Could you print all the entries exactly?

• MATERIAL SHOWN:
____________

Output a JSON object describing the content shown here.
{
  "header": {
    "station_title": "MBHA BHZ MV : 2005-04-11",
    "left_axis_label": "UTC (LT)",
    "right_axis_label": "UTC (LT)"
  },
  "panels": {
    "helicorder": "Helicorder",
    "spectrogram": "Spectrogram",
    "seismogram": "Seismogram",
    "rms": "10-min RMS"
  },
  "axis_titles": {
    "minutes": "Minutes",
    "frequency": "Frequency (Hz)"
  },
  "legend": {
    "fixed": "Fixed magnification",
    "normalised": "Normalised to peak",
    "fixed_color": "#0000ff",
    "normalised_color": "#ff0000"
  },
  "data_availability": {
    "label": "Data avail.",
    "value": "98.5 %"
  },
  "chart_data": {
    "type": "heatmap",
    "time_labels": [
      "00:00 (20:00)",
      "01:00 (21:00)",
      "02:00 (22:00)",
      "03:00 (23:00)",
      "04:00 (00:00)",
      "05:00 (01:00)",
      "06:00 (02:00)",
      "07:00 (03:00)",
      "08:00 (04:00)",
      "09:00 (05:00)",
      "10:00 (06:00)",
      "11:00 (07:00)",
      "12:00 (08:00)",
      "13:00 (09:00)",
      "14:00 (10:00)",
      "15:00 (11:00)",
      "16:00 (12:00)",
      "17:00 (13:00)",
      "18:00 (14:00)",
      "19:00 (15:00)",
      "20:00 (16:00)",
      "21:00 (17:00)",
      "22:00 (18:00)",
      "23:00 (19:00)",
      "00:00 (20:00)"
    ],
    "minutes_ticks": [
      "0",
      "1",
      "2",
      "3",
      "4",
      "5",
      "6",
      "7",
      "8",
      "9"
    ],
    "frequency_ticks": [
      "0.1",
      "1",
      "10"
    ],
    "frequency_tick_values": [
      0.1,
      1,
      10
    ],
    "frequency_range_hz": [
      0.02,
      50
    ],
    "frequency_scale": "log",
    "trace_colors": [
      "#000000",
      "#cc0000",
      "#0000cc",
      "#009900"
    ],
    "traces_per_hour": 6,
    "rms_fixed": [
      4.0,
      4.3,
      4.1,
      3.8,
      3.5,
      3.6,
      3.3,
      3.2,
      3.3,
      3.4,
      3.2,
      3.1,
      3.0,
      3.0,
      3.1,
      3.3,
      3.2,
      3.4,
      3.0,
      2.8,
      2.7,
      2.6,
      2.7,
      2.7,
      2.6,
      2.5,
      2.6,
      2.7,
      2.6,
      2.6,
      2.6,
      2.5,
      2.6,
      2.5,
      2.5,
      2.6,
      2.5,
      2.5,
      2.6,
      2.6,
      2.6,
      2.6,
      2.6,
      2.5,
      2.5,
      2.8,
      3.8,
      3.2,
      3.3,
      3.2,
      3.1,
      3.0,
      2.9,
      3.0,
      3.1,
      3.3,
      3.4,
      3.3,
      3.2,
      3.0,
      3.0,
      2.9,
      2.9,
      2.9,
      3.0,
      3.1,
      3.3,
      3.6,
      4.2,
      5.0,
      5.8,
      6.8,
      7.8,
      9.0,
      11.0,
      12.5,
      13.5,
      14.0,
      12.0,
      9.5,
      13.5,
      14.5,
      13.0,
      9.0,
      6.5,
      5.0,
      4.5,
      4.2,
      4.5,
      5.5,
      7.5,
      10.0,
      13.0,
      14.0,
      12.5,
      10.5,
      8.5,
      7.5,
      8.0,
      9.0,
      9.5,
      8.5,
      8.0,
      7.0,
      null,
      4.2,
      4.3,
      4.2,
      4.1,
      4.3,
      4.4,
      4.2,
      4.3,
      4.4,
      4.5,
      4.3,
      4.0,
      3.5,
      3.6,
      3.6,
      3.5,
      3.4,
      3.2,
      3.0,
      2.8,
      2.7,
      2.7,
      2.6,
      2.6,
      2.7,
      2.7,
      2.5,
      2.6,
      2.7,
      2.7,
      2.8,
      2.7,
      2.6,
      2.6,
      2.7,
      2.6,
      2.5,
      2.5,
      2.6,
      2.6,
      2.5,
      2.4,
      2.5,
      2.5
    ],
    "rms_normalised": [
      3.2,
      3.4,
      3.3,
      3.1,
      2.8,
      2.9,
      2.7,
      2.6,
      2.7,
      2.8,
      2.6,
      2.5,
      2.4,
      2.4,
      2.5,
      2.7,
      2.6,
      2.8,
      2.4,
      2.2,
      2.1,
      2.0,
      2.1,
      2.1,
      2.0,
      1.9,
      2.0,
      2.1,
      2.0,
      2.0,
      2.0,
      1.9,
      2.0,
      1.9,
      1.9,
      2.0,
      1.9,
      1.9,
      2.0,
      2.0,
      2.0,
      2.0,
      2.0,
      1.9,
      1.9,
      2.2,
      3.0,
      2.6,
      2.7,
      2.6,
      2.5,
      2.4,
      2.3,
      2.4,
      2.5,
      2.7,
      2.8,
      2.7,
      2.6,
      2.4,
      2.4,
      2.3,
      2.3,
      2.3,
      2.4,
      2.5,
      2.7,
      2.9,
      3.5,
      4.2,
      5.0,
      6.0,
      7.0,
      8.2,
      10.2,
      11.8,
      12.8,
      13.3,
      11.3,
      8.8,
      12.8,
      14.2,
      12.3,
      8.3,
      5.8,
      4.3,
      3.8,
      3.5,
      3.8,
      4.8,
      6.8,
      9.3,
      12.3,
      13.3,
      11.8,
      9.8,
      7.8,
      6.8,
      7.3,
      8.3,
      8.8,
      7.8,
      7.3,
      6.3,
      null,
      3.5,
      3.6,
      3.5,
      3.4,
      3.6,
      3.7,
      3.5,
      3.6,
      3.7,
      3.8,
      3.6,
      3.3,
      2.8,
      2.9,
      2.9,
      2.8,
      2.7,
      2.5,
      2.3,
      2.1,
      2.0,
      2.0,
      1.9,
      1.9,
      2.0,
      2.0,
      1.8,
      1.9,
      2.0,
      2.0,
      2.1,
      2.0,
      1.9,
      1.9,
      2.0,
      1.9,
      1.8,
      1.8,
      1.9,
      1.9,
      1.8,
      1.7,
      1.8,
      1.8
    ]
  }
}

____________

• RESPONSE TO THE TASK:
Output a JSON object describing the content shown here.
{
  "header": {
    "station_title": "MBHA BHZ MV : 2005-04-11",
    "left_axis_label": "UTC (LT)",
    "right_axis_label": "UTC (LT)"
  },
  "panels": {
    "helicorder": "Helicorder",
    "spectrogram": "Spectrogram",
    "seismogram": "Seismogram",
    "rms": "10-min RMS"
  },
  "axis_titles": {
    "minutes": "Minutes",
    "frequency": "Frequency (Hz)"
  },
  "legend": {
    "fixed": "Fixed magnification",
    "normalised": "Normalised to peak",
    "fixed_color": "#0000ff",
    "normalised_color": "#ff0000"
  },
  "data_availability": {
    "label": "Data avail.",
    "value": "98.5 %"
  },
  "chart_data": {
    "type": "heatmap",
    "time_labels": [
      "00:00 (20:00)",
      "01:00 (21:00)",
      "02:00 (22:00)",
      "03:00 (23:00)",
      "04:00 (00:00)",
      "05:00 (01:00)",
      "06:00 (02:00)",
      "07:00 (03:00)",
      "08:00 (04:00)",
      "09:00 (05:00)",
      "10:00 (06:00)",
      "11:00 (07:00)",
      "12:00 (08:00)",
      "13:00 (09:00)",
      "14:00 (10:00)",
      "15:00 (11:00)",
      "16:00 (12:00)",
      "17:00 (13:00)",
      "18:00 (14:00)",
      "19:00 (15:00)",
      "20:00 (16:00)",
      "21:00 (17:00)",
      "22:00 (18:00)",
      "23:00 (19:00)",
      "00:00 (20:00)"
    ],
    "minutes_ticks": [
      "0",
      "1",
      "2",
      "3",
      "4",
      "5",
      "6",
      "7",
      "8",
      "9"
    ],
    "frequency_ticks": [
      "0.1",
      "1",
      "10"
    ],
    "frequency_tick_values": [
      0.1,
      1,
      10
    ],
    "frequency_range_hz": [
      0.02,
      50
    ],
    "frequency_scale": "log",
    "trace_colors": [
      "#000000",
      "#cc0000",
      "#0000cc",
      "#009900"
    ],
    "traces_per_hour": 6,
    "rms_fixed": [
      4.0,
      4.3,
      4.1,
      3.8,
      3.5,
      3.6,
      3.3,
      3.2,
      3.3,
      3.4,
      3.2,
      3.1,
      3.0,
      3.0,
      3.1,
      3.3,
      3.2,
      3.4,
      3.0,
      2.8,
      2.7,
      2.6,
      2.7,
      2.7,
      2.6,
      2.5,
      2.6,
      2.7,
      2.6,
      2.6,
      2.6,
      2.5,
      2.6,
      2.5,
      2.5,
      2.6,
      2.5,
      2.5,
      2.6,
      2.6,
      2.6,
      2.6,
      2.6,
      2.5,
      2.5,
      2.8,
      3.8,
      3.2,
      3.3,
      3.2,
      3.1,
      3.0,
      2.9,
      3.0,
      3.1,
      3.3,
      3.4,
      3.3,
      3.2,
      3.0,
      3.0,
      2.9,
      2.9,
      2.9,
      3.0,
      3.1,
      3.3,
      3.6,
      4.2,
      5.0,
      5.8,
      6.8,
      7.8,
      9.0,
      11.0,
      12.5,
      13.5,
      14.0,
      12.0,
      9.5,
      13.5,
      14.5,
      13.0,
      9.0,
      6.5,
      5.0,
      4.5,
      4.2,
      4.5,
      5.5,
      7.5,
      10.0,
      13.0,
      14.0,
      12.5,
      10.5,
      8.5,
      7.5,
      8.0,
      9.0,
      9.5,
      8.5,
      8.0,
      7.0,
      null,
      4.2,
      4.3,
      4.2,
      4.1,
      4.3,
      4.4,
      4.2,
      4.3,
      4.4,
      4.5,
      4.3,
      4.0,
      3.5,
      3.6,
      3.6,
      3.5,
      3.4,
      3.2,
      3.0,
      2.8,
      2.7,
      2.7,
      2.6,
      2.6,
      2.7,
      2.7,
      2.5,
      2.6,
      2.7,
      2.7,
      2.8,
      2.7,
      2.6,
      2.6,
      2.7,
      2.6,
      2.5,
      2.5,
      2.6,
      2.6,
      2.5,
      2.4,
      2.5,
      2.5
    ],
    "rms_normalised": [
      3.2,
      3.4,
      3.3,
      3.1,
      2.8,
      2.9,
      2.7,
      2.6,
      2.7,
      2.8,
      2.6,
      2.5,
      2.4,
      2.4,
      2.5,
      2.7,
      2.6,
      2.8,
      2.4,
      2.2,
      2.1,
      2.0,
      2.1,
      2.1,
      2.0,
      1.9,
      2.0,
      2.1,
      2.0,
      2.0,
      2.0,
      1.9,
      2.0,
      1.9,
      1.9,
      2.0,
      1.9,
      1.9,
      2.0,
      2.0,
      2.0,
      2.0,
      2.0,
      1.9,
      1.9,
      2.2,
      3.0,
      2.6,
      2.7,
      2.6,
      2.5,
      2.4,
      2.3,
      2.4,
      2.5,
      2.7,
      2.8,
      2.7,
      2.6,
      2.4,
      2.4,
      2.3,
      2.3,
      2.3,
      2.4,
      2.5,
      2.7,
      2.9,
      3.5,
      4.2,
      5.0,
      6.0,
      7.0,
      8.2,
      10.2,
      11.8,
      12.8,
      13.3,
      11.3,
      8.8,
      12.8,
      14.2,
      12.3,
      8.3,
      5.8,
      4.3,
      3.8,
      3.5,
      3.8,
      4.8,
      6.8,
      9.3,
      12.3,
      13.3,
      11.8,
      9.8,
      7.8,
      6.8,
      7.3,
      8.3,
      8.8,
      7.8,
      7.3,
      6.3,
      null,
      3.5,
      3.6,
      3.5,
      3.4,
      3.6,
      3.7,
      3.5,
      3.6,
      3.7,
      3.8,
      3.6,
      3.3,
      2.8,
      2.9,
      2.9,
      2.8,
      2.7,
      2.5,
      2.3,
      2.1,
      2.0,
      2.0,
      1.9,
      1.9,
      2.0,
      2.0,
      1.8,
      1.9,
      2.0,
      2.0,
      2.1,
      2.0,
      1.9,
      1.9,
      2.0,
      1.9,
      1.8,
      1.8,
      1.9,
      1.9,
      1.8,
      1.7,
      1.8,
      1.8
    ]
  }
}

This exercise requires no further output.